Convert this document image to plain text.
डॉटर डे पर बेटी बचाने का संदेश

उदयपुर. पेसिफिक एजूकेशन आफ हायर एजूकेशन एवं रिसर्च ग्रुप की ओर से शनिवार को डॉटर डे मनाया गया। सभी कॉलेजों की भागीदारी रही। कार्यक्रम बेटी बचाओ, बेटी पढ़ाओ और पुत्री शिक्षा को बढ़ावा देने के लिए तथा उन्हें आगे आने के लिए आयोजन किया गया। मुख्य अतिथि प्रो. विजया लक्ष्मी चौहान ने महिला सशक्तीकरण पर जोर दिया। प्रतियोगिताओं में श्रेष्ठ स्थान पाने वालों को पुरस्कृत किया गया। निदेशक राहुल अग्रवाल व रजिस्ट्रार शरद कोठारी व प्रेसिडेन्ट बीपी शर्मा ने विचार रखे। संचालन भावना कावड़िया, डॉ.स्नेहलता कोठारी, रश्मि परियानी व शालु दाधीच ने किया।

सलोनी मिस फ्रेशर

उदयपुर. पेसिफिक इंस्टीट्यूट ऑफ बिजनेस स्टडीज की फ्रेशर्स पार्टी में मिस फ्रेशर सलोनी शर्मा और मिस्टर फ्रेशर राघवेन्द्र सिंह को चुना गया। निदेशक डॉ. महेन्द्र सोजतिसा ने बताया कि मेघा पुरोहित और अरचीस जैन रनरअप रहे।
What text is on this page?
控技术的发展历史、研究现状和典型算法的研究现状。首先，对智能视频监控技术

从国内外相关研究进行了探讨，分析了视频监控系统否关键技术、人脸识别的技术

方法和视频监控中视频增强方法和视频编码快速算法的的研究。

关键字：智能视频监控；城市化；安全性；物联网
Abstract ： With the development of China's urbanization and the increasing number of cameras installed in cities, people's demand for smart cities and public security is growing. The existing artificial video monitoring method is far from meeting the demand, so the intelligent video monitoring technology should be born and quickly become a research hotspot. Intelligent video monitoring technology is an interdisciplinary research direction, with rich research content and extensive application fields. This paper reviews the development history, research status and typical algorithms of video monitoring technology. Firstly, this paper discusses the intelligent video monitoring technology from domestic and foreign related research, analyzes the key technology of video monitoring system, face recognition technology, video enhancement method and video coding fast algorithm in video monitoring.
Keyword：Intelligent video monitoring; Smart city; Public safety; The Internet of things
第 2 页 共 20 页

__JOB__: Copy down every line of the entries containing the word "text".

__RESPONSE__:
Convert this document image to plain text.
What text is on this page?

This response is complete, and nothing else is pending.